-- begin Supplied records --
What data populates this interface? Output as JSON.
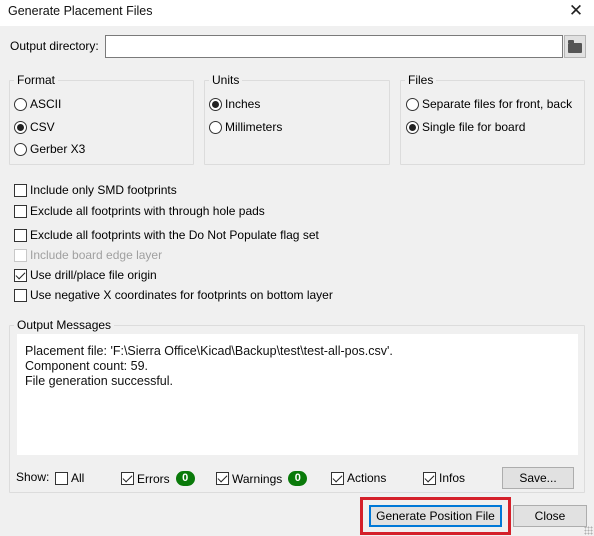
{
  "window": {
    "title": "Generate Placement Files",
    "close_icon": "close-icon"
  },
  "output_directory": {
    "label": "Output directory:",
    "value": "",
    "browse_icon": "folder-icon"
  },
  "format": {
    "legend": "Format",
    "options": [
      {
        "label": "ASCII",
        "selected": false
      },
      {
        "label": "CSV",
        "selected": true
      },
      {
        "label": "Gerber X3",
        "selected": false
      }
    ]
  },
  "units": {
    "legend": "Units",
    "options": [
      {
        "label": "Inches",
        "selected": true
      },
      {
        "label": "Millimeters",
        "selected": false
      }
    ]
  },
  "files": {
    "legend": "Files",
    "options": [
      {
        "label": "Separate files for front, back",
        "selected": false
      },
      {
        "label": "Single file for board",
        "selected": true
      }
    ]
  },
  "options": [
    {
      "label": "Include only SMD footprints",
      "checked": false,
      "enabled": true
    },
    {
      "label": "Exclude all footprints with through hole pads",
      "checked": false,
      "enabled": true
    },
    {
      "label": "Exclude all footprints with the Do Not Populate flag set",
      "checked": false,
      "enabled": true
    },
    {
      "label": "Include board edge layer",
      "checked": false,
      "enabled": false
    },
    {
      "label": "Use drill/place file origin",
      "checked": true,
      "enabled": true
    },
    {
      "label": "Use negative X coordinates for footprints on bottom layer",
      "checked": false,
      "enabled": true
    }
  ],
  "output_messages": {
    "legend": "Output Messages",
    "lines": [
      "Placement file: 'F:\\Sierra Office\\Kicad\\Backup\\test\\test-all-pos.csv'.",
      "Component count: 59.",
      "File generation successful."
    ]
  },
  "show_filters": {
    "label": "Show:",
    "all": {
      "label": "All",
      "checked": false
    },
    "errors": {
      "label": "Errors",
      "checked": true,
      "count": "0"
    },
    "warnings": {
      "label": "Warnings",
      "checked": true,
      "count": "0"
    },
    "actions": {
      "label": "Actions",
      "checked": true
    },
    "infos": {
      "label": "Infos",
      "checked": true
    },
    "badge_color": "#0a7a0a"
  },
  "buttons": {
    "save": "Save...",
    "generate": "Generate Position File",
    "close": "Close"
  },
  "highlight_color": "#d4202a"
}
-- end Supplied records --
Gather from the data above every line with the string "Include".

      "label": "Include only SMD footprints",
      "label": "Include board edge layer",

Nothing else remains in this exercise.